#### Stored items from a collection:
++++++++++

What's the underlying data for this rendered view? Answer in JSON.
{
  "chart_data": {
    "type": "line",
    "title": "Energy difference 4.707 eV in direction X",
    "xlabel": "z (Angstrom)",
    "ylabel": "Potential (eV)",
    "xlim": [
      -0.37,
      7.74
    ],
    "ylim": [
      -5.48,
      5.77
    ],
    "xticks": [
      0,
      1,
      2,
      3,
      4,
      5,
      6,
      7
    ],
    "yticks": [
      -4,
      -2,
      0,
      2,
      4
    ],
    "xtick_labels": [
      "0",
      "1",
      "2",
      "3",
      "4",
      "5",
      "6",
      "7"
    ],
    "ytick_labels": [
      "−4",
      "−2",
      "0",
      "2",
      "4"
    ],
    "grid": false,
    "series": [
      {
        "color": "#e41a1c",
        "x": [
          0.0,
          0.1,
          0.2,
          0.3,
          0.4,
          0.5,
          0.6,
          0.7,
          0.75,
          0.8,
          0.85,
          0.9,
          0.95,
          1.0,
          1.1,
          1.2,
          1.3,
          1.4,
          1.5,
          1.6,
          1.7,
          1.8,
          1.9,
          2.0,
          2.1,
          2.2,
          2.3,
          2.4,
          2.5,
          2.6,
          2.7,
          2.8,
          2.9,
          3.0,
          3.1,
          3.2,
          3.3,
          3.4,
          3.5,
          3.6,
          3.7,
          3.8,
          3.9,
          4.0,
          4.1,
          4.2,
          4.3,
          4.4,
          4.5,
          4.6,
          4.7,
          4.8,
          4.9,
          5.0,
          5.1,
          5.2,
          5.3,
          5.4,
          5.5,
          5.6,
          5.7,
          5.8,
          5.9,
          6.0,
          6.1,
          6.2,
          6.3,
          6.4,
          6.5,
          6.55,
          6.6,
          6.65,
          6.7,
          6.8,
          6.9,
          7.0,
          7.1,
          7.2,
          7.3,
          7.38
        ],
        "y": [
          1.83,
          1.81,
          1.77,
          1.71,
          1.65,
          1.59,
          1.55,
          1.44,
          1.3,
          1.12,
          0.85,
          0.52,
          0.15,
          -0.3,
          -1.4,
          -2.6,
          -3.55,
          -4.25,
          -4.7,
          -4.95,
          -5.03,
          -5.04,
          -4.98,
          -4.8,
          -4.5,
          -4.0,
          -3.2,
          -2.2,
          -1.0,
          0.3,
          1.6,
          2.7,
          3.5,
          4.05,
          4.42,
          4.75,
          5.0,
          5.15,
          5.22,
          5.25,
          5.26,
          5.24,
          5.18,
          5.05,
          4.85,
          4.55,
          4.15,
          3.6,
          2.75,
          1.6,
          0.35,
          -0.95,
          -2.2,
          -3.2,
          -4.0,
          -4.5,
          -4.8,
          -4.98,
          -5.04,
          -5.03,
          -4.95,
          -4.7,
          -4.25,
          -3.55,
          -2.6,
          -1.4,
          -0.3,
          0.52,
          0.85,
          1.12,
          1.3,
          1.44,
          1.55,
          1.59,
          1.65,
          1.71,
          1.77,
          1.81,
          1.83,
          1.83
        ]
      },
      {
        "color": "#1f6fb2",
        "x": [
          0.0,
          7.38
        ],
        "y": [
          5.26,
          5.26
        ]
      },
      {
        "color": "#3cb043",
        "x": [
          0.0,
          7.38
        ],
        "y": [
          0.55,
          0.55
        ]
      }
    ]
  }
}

++++++++++

#### Brief:
List every line above that contains the word "color".

#### The completed task:
        "color": "#e41a1c",
        "color": "#1f6fb2",
        "color": "#3cb043",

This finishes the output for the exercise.